== Dataset records

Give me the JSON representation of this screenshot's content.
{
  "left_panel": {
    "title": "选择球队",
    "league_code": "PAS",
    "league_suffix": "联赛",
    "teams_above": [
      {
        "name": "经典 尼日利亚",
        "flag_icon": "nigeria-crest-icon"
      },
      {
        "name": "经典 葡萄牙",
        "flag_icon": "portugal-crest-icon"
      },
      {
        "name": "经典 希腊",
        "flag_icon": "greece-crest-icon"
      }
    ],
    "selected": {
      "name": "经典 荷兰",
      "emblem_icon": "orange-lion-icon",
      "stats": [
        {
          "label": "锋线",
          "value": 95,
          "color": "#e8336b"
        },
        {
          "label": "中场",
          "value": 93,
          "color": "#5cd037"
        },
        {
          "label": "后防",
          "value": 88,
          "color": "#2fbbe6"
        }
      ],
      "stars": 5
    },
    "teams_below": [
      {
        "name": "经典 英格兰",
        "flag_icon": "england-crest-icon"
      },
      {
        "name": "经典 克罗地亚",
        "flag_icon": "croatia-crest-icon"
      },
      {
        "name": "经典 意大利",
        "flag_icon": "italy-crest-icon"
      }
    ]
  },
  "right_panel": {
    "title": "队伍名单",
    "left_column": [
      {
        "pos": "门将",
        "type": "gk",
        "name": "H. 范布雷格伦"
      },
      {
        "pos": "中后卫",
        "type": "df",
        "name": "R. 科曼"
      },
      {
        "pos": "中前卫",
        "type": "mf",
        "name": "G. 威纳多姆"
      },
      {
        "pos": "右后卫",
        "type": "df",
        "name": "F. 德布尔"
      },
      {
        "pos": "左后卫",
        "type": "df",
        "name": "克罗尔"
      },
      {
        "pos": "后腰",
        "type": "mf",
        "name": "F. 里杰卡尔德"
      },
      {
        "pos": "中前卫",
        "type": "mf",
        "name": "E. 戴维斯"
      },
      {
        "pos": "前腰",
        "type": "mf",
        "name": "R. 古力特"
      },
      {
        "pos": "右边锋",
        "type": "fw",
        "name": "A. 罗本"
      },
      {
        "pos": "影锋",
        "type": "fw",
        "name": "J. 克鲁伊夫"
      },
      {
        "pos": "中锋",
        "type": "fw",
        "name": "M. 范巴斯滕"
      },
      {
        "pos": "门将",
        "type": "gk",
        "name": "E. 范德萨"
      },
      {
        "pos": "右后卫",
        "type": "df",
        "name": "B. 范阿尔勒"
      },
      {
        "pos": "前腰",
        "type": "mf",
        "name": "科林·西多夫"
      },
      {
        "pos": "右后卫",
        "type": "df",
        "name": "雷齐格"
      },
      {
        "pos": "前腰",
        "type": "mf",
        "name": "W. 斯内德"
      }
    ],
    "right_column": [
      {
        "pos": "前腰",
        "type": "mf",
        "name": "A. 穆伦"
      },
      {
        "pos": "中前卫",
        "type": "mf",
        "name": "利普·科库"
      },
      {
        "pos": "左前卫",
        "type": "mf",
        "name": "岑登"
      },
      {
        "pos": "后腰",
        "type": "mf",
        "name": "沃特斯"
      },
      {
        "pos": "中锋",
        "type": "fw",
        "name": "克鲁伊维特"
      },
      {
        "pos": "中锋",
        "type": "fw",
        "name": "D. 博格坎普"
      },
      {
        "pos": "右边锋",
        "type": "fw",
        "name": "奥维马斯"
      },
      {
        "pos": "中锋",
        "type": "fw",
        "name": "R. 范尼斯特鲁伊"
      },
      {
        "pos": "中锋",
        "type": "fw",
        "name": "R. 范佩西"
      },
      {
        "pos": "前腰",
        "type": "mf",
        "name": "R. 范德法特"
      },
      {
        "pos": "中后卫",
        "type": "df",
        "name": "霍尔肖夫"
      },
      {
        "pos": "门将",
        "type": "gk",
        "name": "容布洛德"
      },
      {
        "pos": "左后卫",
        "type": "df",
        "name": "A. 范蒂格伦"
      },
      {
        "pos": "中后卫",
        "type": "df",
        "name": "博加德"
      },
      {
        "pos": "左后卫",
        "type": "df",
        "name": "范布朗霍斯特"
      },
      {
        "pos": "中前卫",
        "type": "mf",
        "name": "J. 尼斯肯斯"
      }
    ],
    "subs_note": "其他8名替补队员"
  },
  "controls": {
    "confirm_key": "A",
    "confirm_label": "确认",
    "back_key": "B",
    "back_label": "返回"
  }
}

====

### [Exercise details]
List all lines where "color" occurs.

### [Exercise solution]
          "color": "#e8336b"
          "color": "#5cd037"
          "color": "#2fbbe6"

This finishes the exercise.